> EXERCISE REQUIREMENTS: Which lines have the string "computer"? Copy all of them from the entries below.

> DATASET ENTRIES:
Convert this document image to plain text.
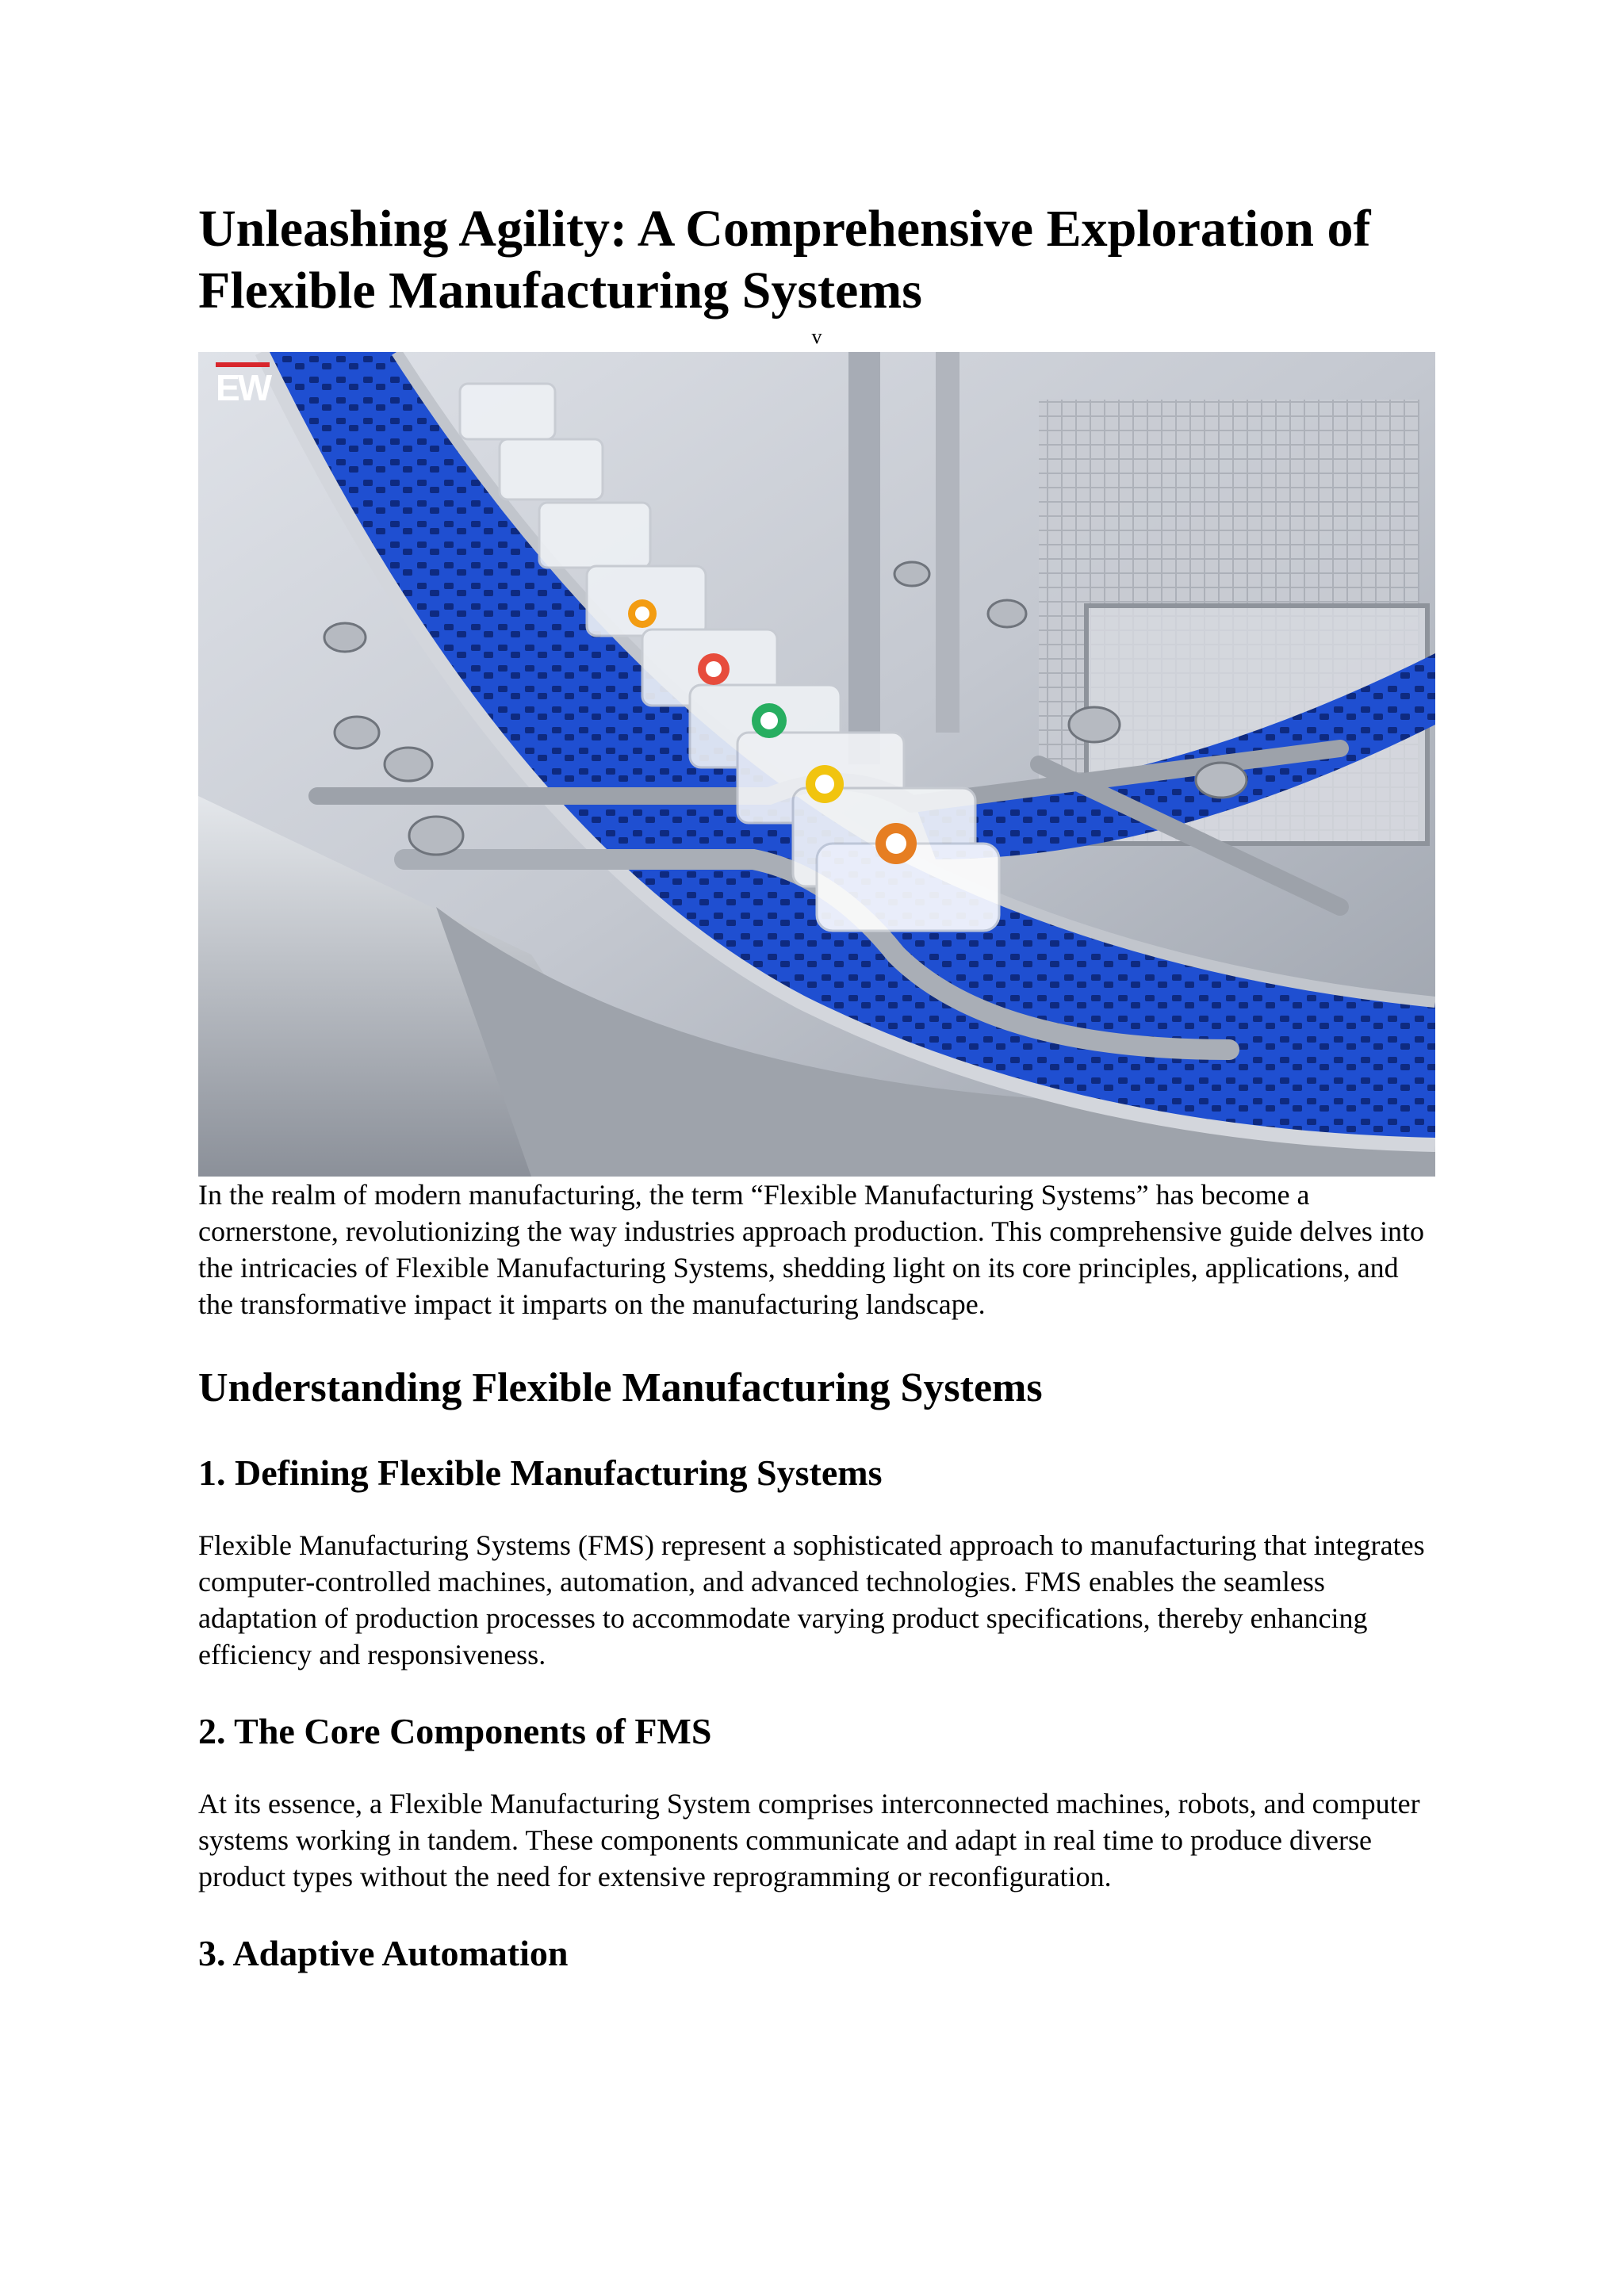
Unleashing Agility: A Comprehensive Exploration of Flexible Manufacturing Systems
v
EW

In the realm of modern manufacturing, the term “Flexible Manufacturing Systems” has become a cornerstone, revolutionizing the way industries approach production. This comprehensive guide delves into the intricacies of Flexible Manufacturing Systems, shedding light on its core principles, applications, and the transformative impact it imparts on the manufacturing landscape.

Understanding Flexible Manufacturing Systems
1. Defining Flexible Manufacturing Systems

Flexible Manufacturing Systems (FMS) represent a sophisticated approach to manufacturing that integrates computer-controlled machines, automation, and advanced technologies. FMS enables the seamless adaptation of production processes to accommodate varying product specifications, thereby enhancing efficiency and responsiveness.

2. The Core Components of FMS

At its essence, a Flexible Manufacturing System comprises interconnected machines, robots, and computer systems working in tandem. These components communicate and adapt in real time to produce diverse product types without the need for extensive reprogramming or reconfiguration.

3. Adaptive Automation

> RESPONSE:
Flexible Manufacturing Systems (FMS) represent a sophisticated approach to manufacturing that integrates computer-controlled machines, automation, and advanced technologies. FMS enables the seamless adaptation of production processes to accommodate varying product specifications, thereby enhancing efficiency and responsiveness.
At its essence, a Flexible Manufacturing System comprises interconnected machines, robots, and computer systems working in tandem. These components communicate and adapt in real time to produce diverse product types without the need for extensive reprogramming or reconfiguration.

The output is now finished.